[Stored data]

_ _ _

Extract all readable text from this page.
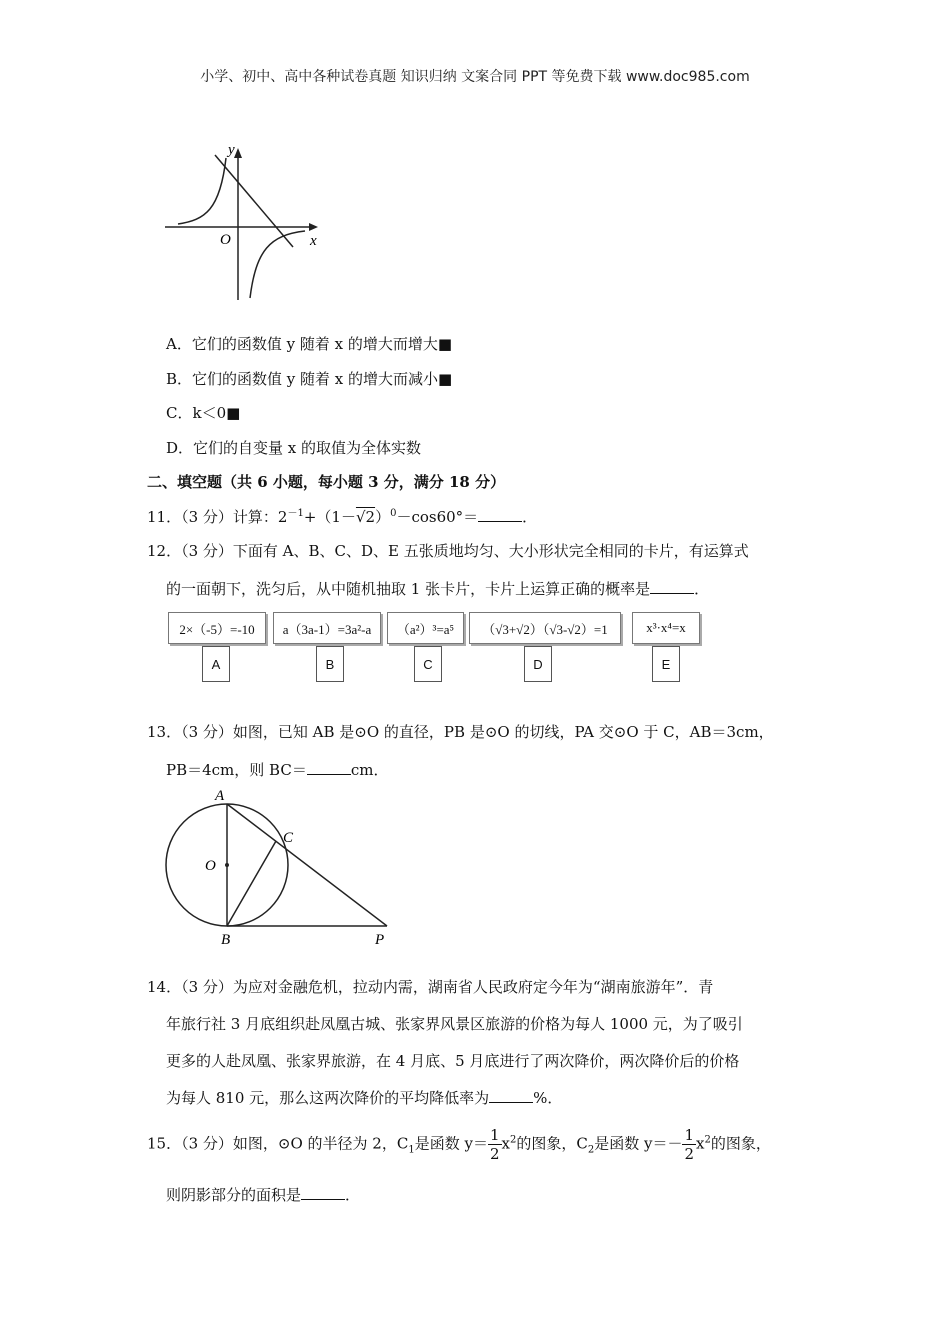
小学、初中、高中各种试卷真题 知识归纳 文案合同 PPT 等免费下载 www.doc985.com
y
x
O
A．它们的函数值 y 随着 x 的增大而增大■
B．它们的函数值 y 随着 x 的增大而减小■
C．k＜0■
D．它们的自变量 x 的取值为全体实数
二、填空题（共 6 小题，每小题 3 分，满分 18 分）
11．（3 分）计算：$2^{-1}+(1-√2)^0-\cos 60^\circ=$	．
12．（3 分）下面有 A、B、C、D、E 五张质地均匀、大小形状完全相同的卡片，有运算式
的一面朝下，洗匀后，从中随机抽取 1 张卡片，卡片上运算正确的概率是	．
2×（-5）=-10
A
a（3a-1）=3a²-a
B
（a²）³=a⁵
C
（√3+√2）（√3-√2）=1
D
x³·x⁴=x
E
13．（3 分）如图，已知 AB 是⊙O 的直径，PB 是⊙O 的切线，PA 交⊙O 于 C，AB＝3cm，
PB＝4cm，则 BC＝	cm．
A
B
C
O
P
14．（3 分）为应对金融危机，拉动内需，湖南省人民政府定今年为“湖南旅游年”．青
年旅行社 3 月底组织赴凤凰古城、张家界风景区旅游的价格为每人 1000 元，为了吸引
更多的人赴凤凰、张家界旅游，在 4 月底、5 月底进行了两次降价，两次降价后的价格
为每人 810 元，那么这两次降价的平均降低率为	%．
15．（3 分）如图，⊙O 的半径为 2，$C_1$是函数 $y= \frac{1}{2} x^2$的图象，$C_2$是函数 $y=- \frac{1}{2} x^2$的图象，
则阴影部分的面积是	．
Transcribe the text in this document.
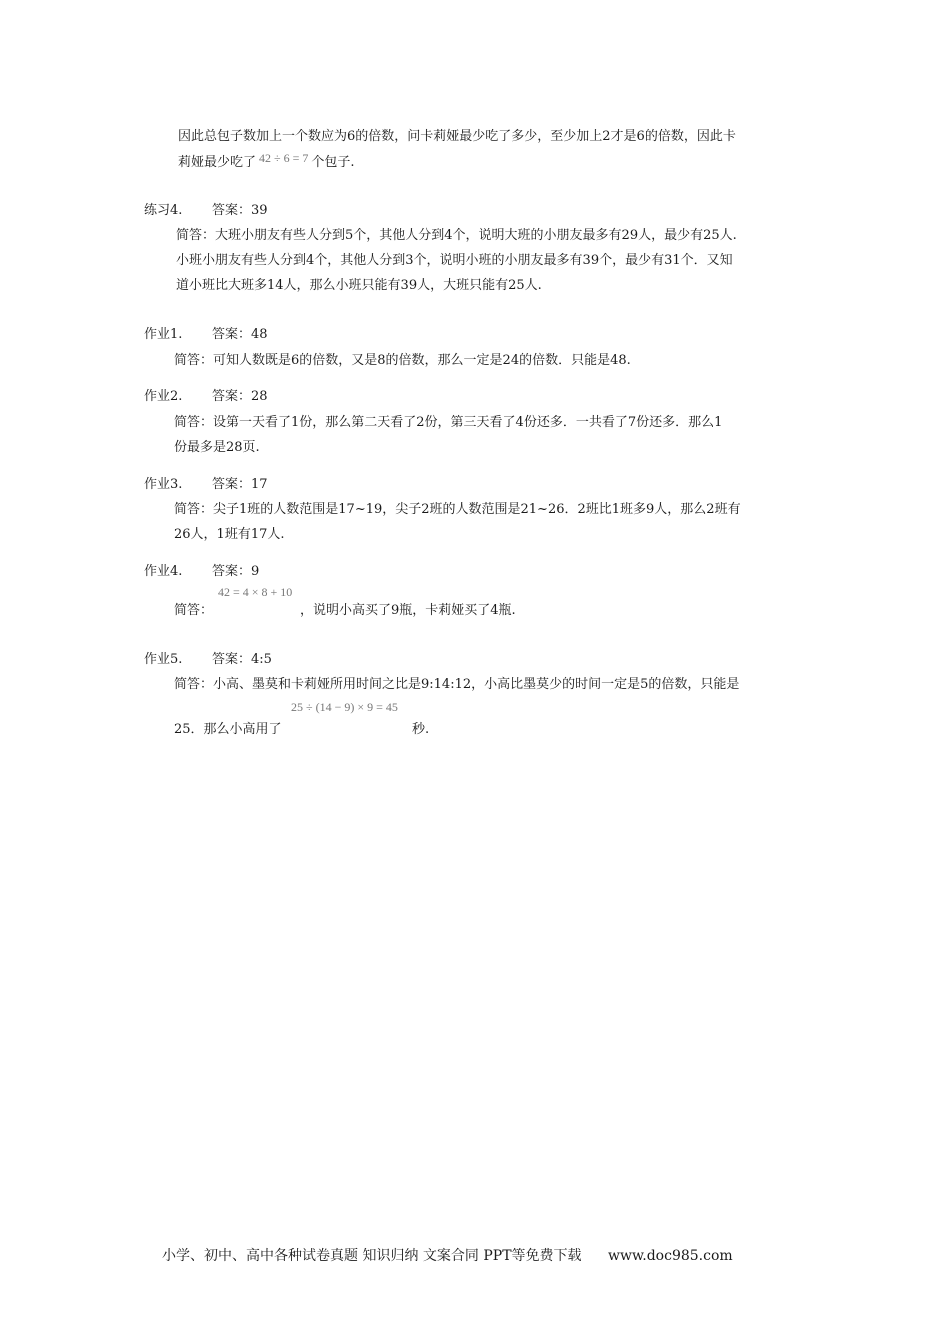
因此总包子数加上一个数应为6的倍数，问卡莉娅最少吃了多少，至少加上2才是6的倍数，因此卡
莉娅最少吃了 42 ÷ 6 = 7 个包子.
练习4. 答案：39
简答：大班小朋友有些人分到5个，其他人分到4个，说明大班的小朋友最多有29人，最少有25人.
小班小朋友有些人分到4个，其他人分到3个，说明小班的小朋友最多有39个，最少有31个．又知
道小班比大班多14人，那么小班只能有39人，大班只能有25人.
作业1. 答案：48
简答：可知人数既是6的倍数，又是8的倍数，那么一定是24的倍数．只能是48.
作业2. 答案：28
简答：设第一天看了1份，那么第二天看了2份，第三天看了4份还多．一共看了7份还多．那么1
份最多是28页.
作业3. 答案：17
简答：尖子1班的人数范围是17~19，尖子2班的人数范围是21~26．2班比1班多9人，那么2班有
26人，1班有17人.
作业4. 答案：9
42 = 4 × 8 + 10
简答：	，说明小高买了9瓶，卡莉娅买了4瓶.
作业5. 答案：4:5
简答：小高、墨莫和卡莉娅所用时间之比是9:14:12，小高比墨莫少的时间一定是5的倍数，只能是
25 ÷ (14 − 9) × 9 = 45
25．那么小高用了	秒.
小学、初中、高中各种试卷真题 知识归纳 文案合同 PPT等免费下载 www.doc985.com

_ _ _

» **Stated task**
Repeat the data in full and exactly. Omit pictures.

» **Complete answer**
Extract all readable text from this page.
小学、初中、高中各种试卷真题 知识归纳 文案合同 PPT 等免费下载 www.doc985.com
y
x
O
A．它们的函数值 y 随着 x 的增大而增大■
B．它们的函数值 y 随着 x 的增大而减小■
C．k＜0■
D．它们的自变量 x 的取值为全体实数
二、填空题（共 6 小题，每小题 3 分，满分 18 分）
11．（3 分）计算：$2^{-1}+(1-√2)^0-\cos 60^\circ=$	．
12．（3 分）下面有 A、B、C、D、E 五张质地均匀、大小形状完全相同的卡片，有运算式
的一面朝下，洗匀后，从中随机抽取 1 张卡片，卡片上运算正确的概率是	．
2×（-5）=-10
A
a（3a-1）=3a²-a
B
（a²）³=a⁵
C
（√3+√2）（√3-√2）=1
D
x³·x⁴=x
E
13．（3 分）如图，已知 AB 是⊙O 的直径，PB 是⊙O 的切线，PA 交⊙O 于 C，AB＝3cm，
PB＝4cm，则 BC＝	cm．
A
B
C
O
P
14．（3 分）为应对金融危机，拉动内需，湖南省人民政府定今年为“湖南旅游年”．青
年旅行社 3 月底组织赴凤凰古城、张家界风景区旅游的价格为每人 1000 元，为了吸引
更多的人赴凤凰、张家界旅游，在 4 月底、5 月底进行了两次降价，两次降价后的价格
为每人 810 元，那么这两次降价的平均降低率为	%．
15．（3 分）如图，⊙O 的半径为 2，$C_1$是函数 $y= \frac{1}{2} x^2$的图象，$C_2$是函数 $y=- \frac{1}{2} x^2$的图象，
则阴影部分的面积是	．
Transcribe the text in this document.
因此总包子数加上一个数应为6的倍数，问卡莉娅最少吃了多少，至少加上2才是6的倍数，因此卡
莉娅最少吃了 42 ÷ 6 = 7 个包子.
练习4. 答案：39
简答：大班小朋友有些人分到5个，其他人分到4个，说明大班的小朋友最多有29人，最少有25人.
小班小朋友有些人分到4个，其他人分到3个，说明小班的小朋友最多有39个，最少有31个．又知
道小班比大班多14人，那么小班只能有39人，大班只能有25人.
作业1. 答案：48
简答：可知人数既是6的倍数，又是8的倍数，那么一定是24的倍数．只能是48.
作业2. 答案：28
简答：设第一天看了1份，那么第二天看了2份，第三天看了4份还多．一共看了7份还多．那么1
份最多是28页.
作业3. 答案：17
简答：尖子1班的人数范围是17~19，尖子2班的人数范围是21~26．2班比1班多9人，那么2班有
26人，1班有17人.
作业4. 答案：9
42 = 4 × 8 + 10
简答：	，说明小高买了9瓶，卡莉娅买了4瓶.
作业5. 答案：4:5
简答：小高、墨莫和卡莉娅所用时间之比是9:14:12，小高比墨莫少的时间一定是5的倍数，只能是
25 ÷ (14 − 9) × 9 = 45
25．那么小高用了	秒.
小学、初中、高中各种试卷真题 知识归纳 文案合同 PPT等免费下载 www.doc985.com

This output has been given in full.